_What is required_
Reproduce each line that includes the word "data".

──────── Exercise materials

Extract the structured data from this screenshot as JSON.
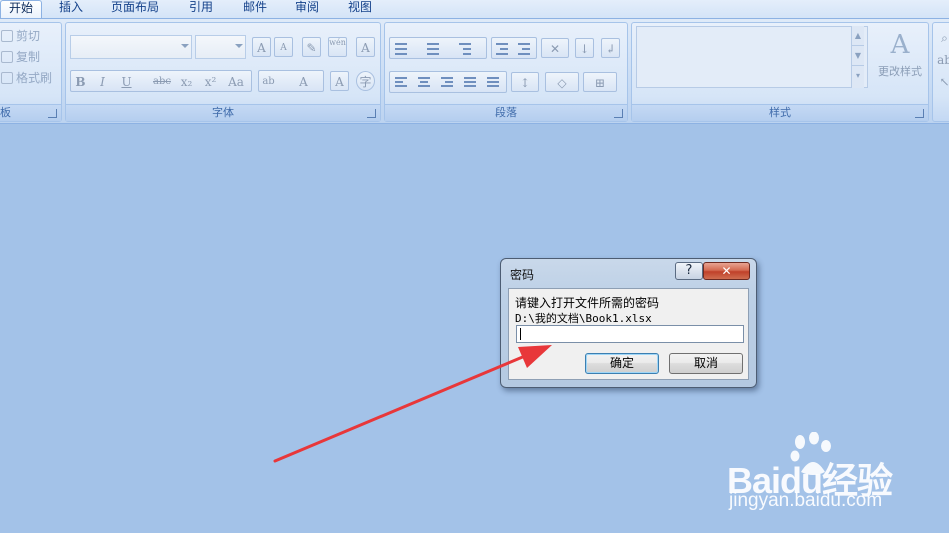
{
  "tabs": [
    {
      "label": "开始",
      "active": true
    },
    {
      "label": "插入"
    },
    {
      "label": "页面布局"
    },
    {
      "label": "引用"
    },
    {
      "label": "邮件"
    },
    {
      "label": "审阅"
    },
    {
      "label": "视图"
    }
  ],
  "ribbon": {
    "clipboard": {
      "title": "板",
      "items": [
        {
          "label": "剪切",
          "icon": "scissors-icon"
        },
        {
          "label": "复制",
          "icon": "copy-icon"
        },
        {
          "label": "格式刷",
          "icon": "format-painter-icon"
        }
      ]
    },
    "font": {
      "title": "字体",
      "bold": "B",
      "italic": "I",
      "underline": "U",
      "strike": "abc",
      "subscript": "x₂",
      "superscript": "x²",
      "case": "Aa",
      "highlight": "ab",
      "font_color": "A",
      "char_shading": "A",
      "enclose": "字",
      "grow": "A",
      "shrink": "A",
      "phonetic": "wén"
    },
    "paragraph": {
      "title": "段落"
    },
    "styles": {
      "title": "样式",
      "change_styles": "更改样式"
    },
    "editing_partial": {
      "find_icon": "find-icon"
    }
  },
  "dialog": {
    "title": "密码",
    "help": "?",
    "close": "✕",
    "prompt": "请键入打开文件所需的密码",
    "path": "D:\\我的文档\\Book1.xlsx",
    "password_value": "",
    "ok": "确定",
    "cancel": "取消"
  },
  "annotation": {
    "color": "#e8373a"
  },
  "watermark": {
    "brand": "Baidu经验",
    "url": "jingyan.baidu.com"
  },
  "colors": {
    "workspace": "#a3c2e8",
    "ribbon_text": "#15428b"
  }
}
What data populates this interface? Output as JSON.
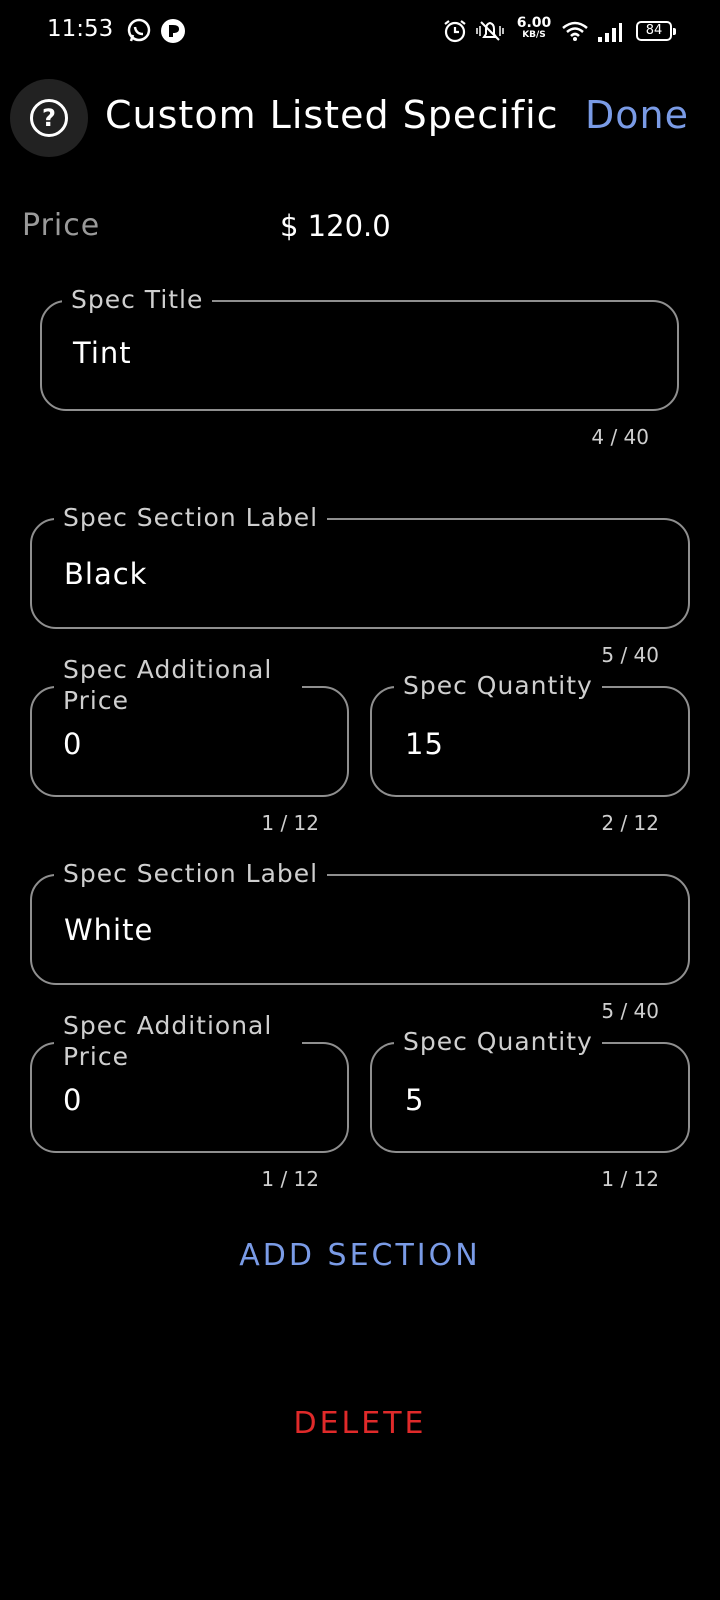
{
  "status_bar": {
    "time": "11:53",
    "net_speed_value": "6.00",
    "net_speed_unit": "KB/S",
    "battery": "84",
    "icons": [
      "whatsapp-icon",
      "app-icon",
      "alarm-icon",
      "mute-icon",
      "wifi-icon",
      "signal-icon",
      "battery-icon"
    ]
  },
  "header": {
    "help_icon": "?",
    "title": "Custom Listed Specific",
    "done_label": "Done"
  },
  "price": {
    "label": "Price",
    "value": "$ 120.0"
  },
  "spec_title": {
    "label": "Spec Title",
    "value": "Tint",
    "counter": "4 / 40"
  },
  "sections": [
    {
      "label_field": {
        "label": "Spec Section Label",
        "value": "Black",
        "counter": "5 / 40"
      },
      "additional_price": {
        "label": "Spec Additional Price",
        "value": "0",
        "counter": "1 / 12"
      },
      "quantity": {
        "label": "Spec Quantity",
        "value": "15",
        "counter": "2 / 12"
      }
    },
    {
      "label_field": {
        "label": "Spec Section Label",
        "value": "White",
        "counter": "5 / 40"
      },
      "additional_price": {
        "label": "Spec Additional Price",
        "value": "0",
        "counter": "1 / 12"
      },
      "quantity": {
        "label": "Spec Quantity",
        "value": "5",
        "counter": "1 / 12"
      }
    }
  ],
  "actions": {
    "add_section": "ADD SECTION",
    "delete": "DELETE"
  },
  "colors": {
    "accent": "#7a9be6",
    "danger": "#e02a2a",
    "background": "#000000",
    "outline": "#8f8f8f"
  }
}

────────────────
──────── Exercise materials

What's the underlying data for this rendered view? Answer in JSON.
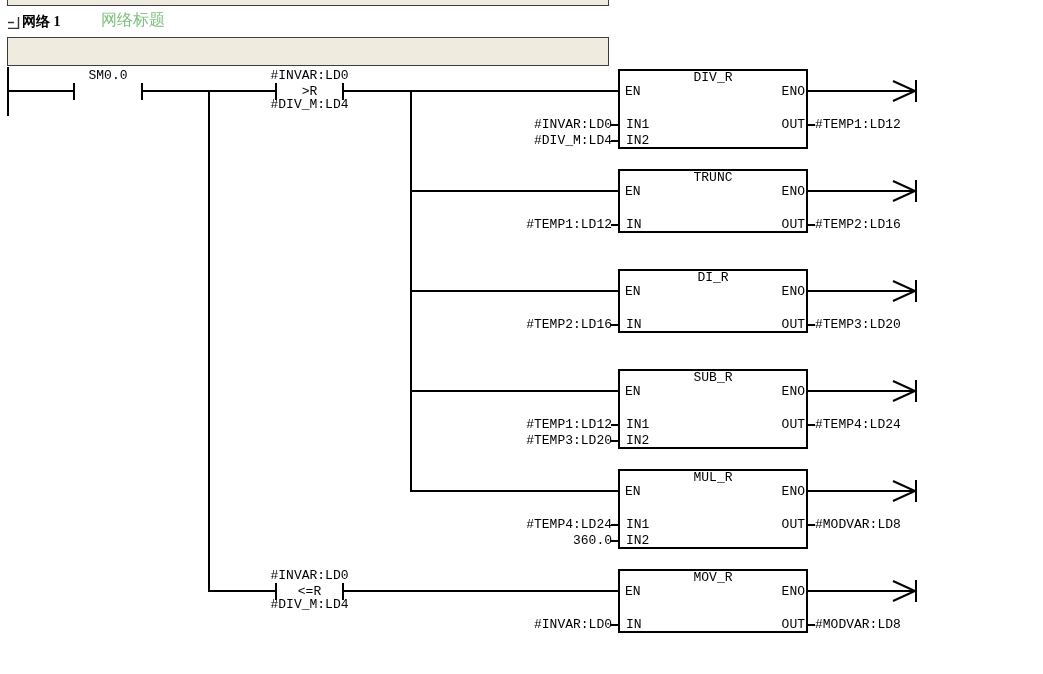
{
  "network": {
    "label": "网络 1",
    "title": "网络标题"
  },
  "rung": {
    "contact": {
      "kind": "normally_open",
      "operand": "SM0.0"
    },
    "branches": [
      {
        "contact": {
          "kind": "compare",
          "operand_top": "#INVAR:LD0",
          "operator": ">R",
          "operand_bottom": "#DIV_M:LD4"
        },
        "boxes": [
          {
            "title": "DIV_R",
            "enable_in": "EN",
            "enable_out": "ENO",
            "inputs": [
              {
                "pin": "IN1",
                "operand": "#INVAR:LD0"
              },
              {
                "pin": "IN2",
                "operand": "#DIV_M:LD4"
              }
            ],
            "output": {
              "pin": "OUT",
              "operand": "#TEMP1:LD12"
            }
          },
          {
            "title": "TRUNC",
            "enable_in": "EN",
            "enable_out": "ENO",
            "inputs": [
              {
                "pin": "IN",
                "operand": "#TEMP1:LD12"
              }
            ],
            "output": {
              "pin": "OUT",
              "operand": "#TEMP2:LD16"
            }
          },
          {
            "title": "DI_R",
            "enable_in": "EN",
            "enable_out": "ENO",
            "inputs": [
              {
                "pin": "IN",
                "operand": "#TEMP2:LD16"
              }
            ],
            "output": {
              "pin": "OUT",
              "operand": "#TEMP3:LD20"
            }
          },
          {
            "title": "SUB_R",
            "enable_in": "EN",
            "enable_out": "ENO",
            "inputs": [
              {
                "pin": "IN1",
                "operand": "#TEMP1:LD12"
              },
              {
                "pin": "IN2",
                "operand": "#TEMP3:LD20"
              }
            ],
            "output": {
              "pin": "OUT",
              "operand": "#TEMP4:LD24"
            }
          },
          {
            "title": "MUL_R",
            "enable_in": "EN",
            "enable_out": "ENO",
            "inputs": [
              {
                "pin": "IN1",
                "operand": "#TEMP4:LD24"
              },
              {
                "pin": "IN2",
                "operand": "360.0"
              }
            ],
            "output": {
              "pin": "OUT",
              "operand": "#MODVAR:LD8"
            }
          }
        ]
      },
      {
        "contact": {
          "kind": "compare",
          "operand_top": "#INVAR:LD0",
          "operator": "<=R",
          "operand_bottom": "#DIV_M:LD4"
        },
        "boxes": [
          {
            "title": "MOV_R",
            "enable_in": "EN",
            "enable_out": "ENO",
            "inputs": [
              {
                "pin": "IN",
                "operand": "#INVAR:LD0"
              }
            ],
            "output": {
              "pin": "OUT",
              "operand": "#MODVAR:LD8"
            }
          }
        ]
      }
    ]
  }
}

────────────────

_Response_
Extract the structured data from this screenshot as JSON.
What data populates this interface? Output as JSON.
What's the underlying data for this rendered view? Answer in JSON.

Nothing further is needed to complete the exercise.